* [Consigne A]:
D'après le texte sur la BD « La République du CATCH », quel genre de magasin Mario possède-t-il ?
* [Consigne B]:
Dans le texte sur la BD « La République du CATCH », relevez tous les groupes nominaux qui désignent Mario, sans compter son prénom ni les pronoms.
* [Consigne C]:
Poursuivez le texte sur la BD « La République du CATCH » à partir de sa dernière phrase.

* [Texte fourni]:
———
La République du CATCH : Quand la BD française part à l’assaut du Japon

Une BD française à la japonaise nous conte l’histoire d’un petit bonhomme naïf aux lunettes rondes : Mario, propriétaire d’un magasin de pianos et ayant pour seul ami un manchot mélomane et artiste amateur de Debussy, Schubert auxquels notre anti héros ne connait rien ! Ce petit bigleux est amoureux d’une championne de catch qui s’entraine avec les champions à « la république du catch », mais qui n’a que faire de cet « avorton ». Il va, cependant, donner du fil à retordre à sa famille complètement maffieuse qui veut le déposséder de sa boutique agrandir son « marché du jeu » à grand renfort de machine à sous et autres tirelires.
———
* [Données fournies]:

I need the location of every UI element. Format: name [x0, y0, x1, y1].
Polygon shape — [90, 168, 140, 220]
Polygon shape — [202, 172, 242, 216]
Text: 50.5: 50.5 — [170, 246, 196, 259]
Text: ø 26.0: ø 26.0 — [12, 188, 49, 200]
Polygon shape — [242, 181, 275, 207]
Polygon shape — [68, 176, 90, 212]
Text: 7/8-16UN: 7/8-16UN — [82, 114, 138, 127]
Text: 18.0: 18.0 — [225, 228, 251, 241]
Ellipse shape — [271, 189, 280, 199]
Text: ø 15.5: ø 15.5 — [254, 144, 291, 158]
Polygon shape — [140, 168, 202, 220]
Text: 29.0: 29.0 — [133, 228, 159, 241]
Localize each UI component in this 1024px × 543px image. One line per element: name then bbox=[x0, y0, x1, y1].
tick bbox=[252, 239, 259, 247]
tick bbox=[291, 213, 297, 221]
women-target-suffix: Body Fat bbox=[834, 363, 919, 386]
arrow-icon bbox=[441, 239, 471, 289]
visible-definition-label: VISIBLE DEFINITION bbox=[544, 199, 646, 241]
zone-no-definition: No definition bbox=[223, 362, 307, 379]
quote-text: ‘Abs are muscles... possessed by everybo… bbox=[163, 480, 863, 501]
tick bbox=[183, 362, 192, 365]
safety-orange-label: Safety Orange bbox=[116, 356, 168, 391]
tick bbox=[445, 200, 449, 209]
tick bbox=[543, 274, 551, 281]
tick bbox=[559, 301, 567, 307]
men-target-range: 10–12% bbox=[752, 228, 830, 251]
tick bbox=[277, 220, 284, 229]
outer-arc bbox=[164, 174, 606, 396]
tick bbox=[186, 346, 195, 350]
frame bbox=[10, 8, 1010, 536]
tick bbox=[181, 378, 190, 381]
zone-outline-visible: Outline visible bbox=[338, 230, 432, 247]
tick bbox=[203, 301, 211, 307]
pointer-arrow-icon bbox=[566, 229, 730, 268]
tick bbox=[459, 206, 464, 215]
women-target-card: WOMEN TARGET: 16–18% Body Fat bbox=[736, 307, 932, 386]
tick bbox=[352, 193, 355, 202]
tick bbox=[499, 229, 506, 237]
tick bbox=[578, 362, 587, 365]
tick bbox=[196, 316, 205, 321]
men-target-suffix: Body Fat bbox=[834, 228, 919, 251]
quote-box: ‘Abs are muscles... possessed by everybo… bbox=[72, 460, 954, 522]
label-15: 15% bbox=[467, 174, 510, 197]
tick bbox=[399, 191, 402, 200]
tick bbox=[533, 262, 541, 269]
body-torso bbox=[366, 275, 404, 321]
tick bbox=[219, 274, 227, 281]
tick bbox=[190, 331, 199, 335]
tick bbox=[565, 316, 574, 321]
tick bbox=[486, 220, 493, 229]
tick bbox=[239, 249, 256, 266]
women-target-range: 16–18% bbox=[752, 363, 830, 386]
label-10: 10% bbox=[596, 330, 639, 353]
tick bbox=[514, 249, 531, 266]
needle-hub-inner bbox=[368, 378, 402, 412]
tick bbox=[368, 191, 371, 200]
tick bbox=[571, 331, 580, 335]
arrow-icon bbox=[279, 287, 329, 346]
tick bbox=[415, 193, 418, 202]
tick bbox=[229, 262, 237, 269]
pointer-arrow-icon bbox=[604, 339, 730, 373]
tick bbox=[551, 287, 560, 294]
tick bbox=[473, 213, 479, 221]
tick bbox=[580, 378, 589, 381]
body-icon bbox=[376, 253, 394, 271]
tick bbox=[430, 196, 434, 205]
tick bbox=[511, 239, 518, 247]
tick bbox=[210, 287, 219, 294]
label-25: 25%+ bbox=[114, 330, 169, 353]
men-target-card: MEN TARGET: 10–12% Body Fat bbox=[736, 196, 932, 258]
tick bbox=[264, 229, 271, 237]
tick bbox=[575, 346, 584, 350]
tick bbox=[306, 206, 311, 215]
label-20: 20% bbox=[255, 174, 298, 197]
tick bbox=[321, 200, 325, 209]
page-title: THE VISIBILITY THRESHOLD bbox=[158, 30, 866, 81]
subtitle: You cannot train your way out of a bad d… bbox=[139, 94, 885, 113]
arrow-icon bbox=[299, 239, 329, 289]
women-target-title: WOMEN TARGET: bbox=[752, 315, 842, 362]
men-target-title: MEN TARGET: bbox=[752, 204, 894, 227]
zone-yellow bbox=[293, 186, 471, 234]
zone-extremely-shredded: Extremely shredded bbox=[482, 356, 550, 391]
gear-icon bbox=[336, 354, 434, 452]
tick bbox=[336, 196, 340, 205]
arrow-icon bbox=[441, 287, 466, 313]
———
* [Votre réponse A]:
Un magasin de pianos.

* [Votre réponse B]:
- un petit bonhomme naïf aux lunettes rondes
- propriétaire d'un magasin de pianos
- notre anti héros
- ce petit bigleux
- cet « avorton »

* [Votre réponse C]:
Une fois n’est pas coutume : le bédéiste français Nicolas de Crécy s’est vu demandé par une grande maison japonaise de manga, Shueisha pour ne pas la nommer, de créer un feuilleton à paraitre chaque semaine dans la revue « Ultra Jump ». Le défi est flatteur, mais lourd à relever… Nicolas de Crécy finit par s’y coller et l’aventure dure un an. Puis l’album sort en juin 2015 en même temps à Paris et à Tokyo ; et le résultat est des plus réjouissants, car à la fois poétique, fantaisiste et absurde : sans frontières. On y croise des personnages très occidentaux comme Mario et sa sœur, mais aussi les grandes figures japonaises comme les fantômes, mais surtout des personnages invraisemblables comme le bébé maléfique ou le gangster à qui il ne reste que la tête et qui se meut sur un trépied. Mais on est séduit par la rondeur du trait, la vivacité du récit et surtout l’originalité des caractères. On est finalement dans la pure fantaisie qui touche parfois à la poésie.